[Dataset items]
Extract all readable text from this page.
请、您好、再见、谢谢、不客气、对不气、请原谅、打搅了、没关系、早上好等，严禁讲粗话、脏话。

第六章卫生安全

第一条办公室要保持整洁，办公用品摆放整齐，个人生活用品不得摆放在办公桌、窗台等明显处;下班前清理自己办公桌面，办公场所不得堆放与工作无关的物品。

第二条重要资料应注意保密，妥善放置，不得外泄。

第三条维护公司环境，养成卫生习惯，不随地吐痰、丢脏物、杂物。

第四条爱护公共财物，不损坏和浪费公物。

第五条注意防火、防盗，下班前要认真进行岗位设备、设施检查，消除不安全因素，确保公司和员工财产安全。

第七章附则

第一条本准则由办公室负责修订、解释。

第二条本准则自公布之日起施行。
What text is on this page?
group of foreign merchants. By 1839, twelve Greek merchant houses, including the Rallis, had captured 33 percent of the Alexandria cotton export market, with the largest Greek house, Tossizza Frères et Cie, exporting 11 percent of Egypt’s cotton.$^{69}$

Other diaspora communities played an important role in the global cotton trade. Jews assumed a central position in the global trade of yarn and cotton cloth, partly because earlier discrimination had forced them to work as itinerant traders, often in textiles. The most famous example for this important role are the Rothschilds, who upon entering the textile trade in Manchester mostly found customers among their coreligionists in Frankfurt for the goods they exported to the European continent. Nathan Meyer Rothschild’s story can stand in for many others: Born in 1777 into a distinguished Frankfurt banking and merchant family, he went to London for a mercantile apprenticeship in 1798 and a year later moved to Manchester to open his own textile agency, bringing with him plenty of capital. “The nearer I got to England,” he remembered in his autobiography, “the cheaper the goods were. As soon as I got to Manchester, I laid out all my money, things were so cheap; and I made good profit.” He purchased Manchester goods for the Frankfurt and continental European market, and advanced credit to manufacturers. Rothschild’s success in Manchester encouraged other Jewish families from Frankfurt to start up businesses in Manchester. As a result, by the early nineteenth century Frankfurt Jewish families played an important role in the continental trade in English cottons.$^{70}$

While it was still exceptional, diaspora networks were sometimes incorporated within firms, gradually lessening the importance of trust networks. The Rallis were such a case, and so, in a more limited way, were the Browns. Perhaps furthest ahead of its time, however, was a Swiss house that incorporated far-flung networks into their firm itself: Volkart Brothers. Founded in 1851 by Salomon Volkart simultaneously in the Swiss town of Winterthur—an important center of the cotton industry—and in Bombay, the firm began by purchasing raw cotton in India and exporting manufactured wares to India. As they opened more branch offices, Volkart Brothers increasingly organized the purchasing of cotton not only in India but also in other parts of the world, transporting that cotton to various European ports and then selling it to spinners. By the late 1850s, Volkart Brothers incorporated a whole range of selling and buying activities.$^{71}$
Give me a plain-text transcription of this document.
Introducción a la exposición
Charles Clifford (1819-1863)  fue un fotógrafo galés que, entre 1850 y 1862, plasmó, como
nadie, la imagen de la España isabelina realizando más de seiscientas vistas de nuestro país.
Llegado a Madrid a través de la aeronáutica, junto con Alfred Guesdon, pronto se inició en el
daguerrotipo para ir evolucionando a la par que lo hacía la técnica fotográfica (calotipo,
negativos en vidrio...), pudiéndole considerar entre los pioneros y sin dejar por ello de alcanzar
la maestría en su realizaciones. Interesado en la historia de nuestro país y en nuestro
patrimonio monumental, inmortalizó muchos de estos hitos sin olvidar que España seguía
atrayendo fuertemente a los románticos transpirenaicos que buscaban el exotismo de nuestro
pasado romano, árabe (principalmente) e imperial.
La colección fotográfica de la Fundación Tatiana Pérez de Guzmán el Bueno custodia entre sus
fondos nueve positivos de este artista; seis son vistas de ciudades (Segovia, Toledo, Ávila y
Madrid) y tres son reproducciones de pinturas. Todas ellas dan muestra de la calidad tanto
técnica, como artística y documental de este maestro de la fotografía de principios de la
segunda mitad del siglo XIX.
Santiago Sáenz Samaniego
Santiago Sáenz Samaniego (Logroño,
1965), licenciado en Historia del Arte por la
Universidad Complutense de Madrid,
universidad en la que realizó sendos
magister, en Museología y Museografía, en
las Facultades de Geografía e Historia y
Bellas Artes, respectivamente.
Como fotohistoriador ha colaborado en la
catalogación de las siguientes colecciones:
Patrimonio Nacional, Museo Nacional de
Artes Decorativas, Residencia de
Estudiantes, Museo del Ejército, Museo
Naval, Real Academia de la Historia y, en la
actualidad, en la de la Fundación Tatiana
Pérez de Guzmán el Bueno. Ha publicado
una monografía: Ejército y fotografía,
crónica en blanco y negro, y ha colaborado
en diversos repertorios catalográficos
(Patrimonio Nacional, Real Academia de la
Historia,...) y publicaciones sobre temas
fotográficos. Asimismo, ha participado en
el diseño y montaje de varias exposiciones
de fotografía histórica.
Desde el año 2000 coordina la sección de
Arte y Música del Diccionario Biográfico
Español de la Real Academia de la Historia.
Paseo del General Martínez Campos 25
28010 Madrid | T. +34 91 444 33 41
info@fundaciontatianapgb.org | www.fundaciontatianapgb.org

**Objective:**
Using the material above, print every entry exactly as written.

**Reply to the exercise:**
Extract all readable text from this page.
请、您好、再见、谢谢、不客气、对不气、请原谅、打搅了、没关系、早上好等，严禁讲粗话、脏话。

第六章卫生安全

第一条办公室要保持整洁，办公用品摆放整齐，个人生活用品不得摆放在办公桌、窗台等明显处;下班前清理自己办公桌面，办公场所不得堆放与工作无关的物品。

第二条重要资料应注意保密，妥善放置，不得外泄。

第三条维护公司环境，养成卫生习惯，不随地吐痰、丢脏物、杂物。

第四条爱护公共财物，不损坏和浪费公物。

第五条注意防火、防盗，下班前要认真进行岗位设备、设施检查，消除不安全因素，确保公司和员工财产安全。

第七章附则

第一条本准则由办公室负责修订、解释。

第二条本准则自公布之日起施行。
What text is on this page?
group of foreign merchants. By 1839, twelve Greek merchant houses, including the Rallis, had captured 33 percent of the Alexandria cotton export market, with the largest Greek house, Tossizza Frères et Cie, exporting 11 percent of Egypt’s cotton.$^{69}$

Other diaspora communities played an important role in the global cotton trade. Jews assumed a central position in the global trade of yarn and cotton cloth, partly because earlier discrimination had forced them to work as itinerant traders, often in textiles. The most famous example for this important role are the Rothschilds, who upon entering the textile trade in Manchester mostly found customers among their coreligionists in Frankfurt for the goods they exported to the European continent. Nathan Meyer Rothschild’s story can stand in for many others: Born in 1777 into a distinguished Frankfurt banking and merchant family, he went to London for a mercantile apprenticeship in 1798 and a year later moved to Manchester to open his own textile agency, bringing with him plenty of capital. “The nearer I got to England,” he remembered in his autobiography, “the cheaper the goods were. As soon as I got to Manchester, I laid out all my money, things were so cheap; and I made good profit.” He purchased Manchester goods for the Frankfurt and continental European market, and advanced credit to manufacturers. Rothschild’s success in Manchester encouraged other Jewish families from Frankfurt to start up businesses in Manchester. As a result, by the early nineteenth century Frankfurt Jewish families played an important role in the continental trade in English cottons.$^{70}$

While it was still exceptional, diaspora networks were sometimes incorporated within firms, gradually lessening the importance of trust networks. The Rallis were such a case, and so, in a more limited way, were the Browns. Perhaps furthest ahead of its time, however, was a Swiss house that incorporated far-flung networks into their firm itself: Volkart Brothers. Founded in 1851 by Salomon Volkart simultaneously in the Swiss town of Winterthur—an important center of the cotton industry—and in Bombay, the firm began by purchasing raw cotton in India and exporting manufactured wares to India. As they opened more branch offices, Volkart Brothers increasingly organized the purchasing of cotton not only in India but also in other parts of the world, transporting that cotton to various European ports and then selling it to spinners. By the late 1850s, Volkart Brothers incorporated a whole range of selling and buying activities.$^{71}$
Give me a plain-text transcription of this document.
Introducción a la exposición
Charles Clifford (1819-1863)  fue un fotógrafo galés que, entre 1850 y 1862, plasmó, como
nadie, la imagen de la España isabelina realizando más de seiscientas vistas de nuestro país.
Llegado a Madrid a través de la aeronáutica, junto con Alfred Guesdon, pronto se inició en el
daguerrotipo para ir evolucionando a la par que lo hacía la técnica fotográfica (calotipo,
negativos en vidrio...), pudiéndole considerar entre los pioneros y sin dejar por ello de alcanzar
la maestría en su realizaciones. Interesado en la historia de nuestro país y en nuestro
patrimonio monumental, inmortalizó muchos de estos hitos sin olvidar que España seguía
atrayendo fuertemente a los románticos transpirenaicos que buscaban el exotismo de nuestro
pasado romano, árabe (principalmente) e imperial.
La colección fotográfica de la Fundación Tatiana Pérez de Guzmán el Bueno custodia entre sus
fondos nueve positivos de este artista; seis son vistas de ciudades (Segovia, Toledo, Ávila y
Madrid) y tres son reproducciones de pinturas. Todas ellas dan muestra de la calidad tanto
técnica, como artística y documental de este maestro de la fotografía de principios de la
segunda mitad del siglo XIX.
Santiago Sáenz Samaniego
Santiago Sáenz Samaniego (Logroño,
1965), licenciado en Historia del Arte por la
Universidad Complutense de Madrid,
universidad en la que realizó sendos
magister, en Museología y Museografía, en
las Facultades de Geografía e Historia y
Bellas Artes, respectivamente.
Como fotohistoriador ha colaborado en la
catalogación de las siguientes colecciones:
Patrimonio Nacional, Museo Nacional de
Artes Decorativas, Residencia de
Estudiantes, Museo del Ejército, Museo
Naval, Real Academia de la Historia y, en la
actualidad, en la de la Fundación Tatiana
Pérez de Guzmán el Bueno. Ha publicado
una monografía: Ejército y fotografía,
crónica en blanco y negro, y ha colaborado
en diversos repertorios catalográficos
(Patrimonio Nacional, Real Academia de la
Historia,...) y publicaciones sobre temas
fotográficos. Asimismo, ha participado en
el diseño y montaje de varias exposiciones
de fotografía histórica.
Desde el año 2000 coordina la sección de
Arte y Música del Diccionario Biográfico
Español de la Real Academia de la Historia.
Paseo del General Martínez Campos 25
28010 Madrid | T. +34 91 444 33 41
info@fundaciontatianapgb.org | www.fundaciontatianapgb.org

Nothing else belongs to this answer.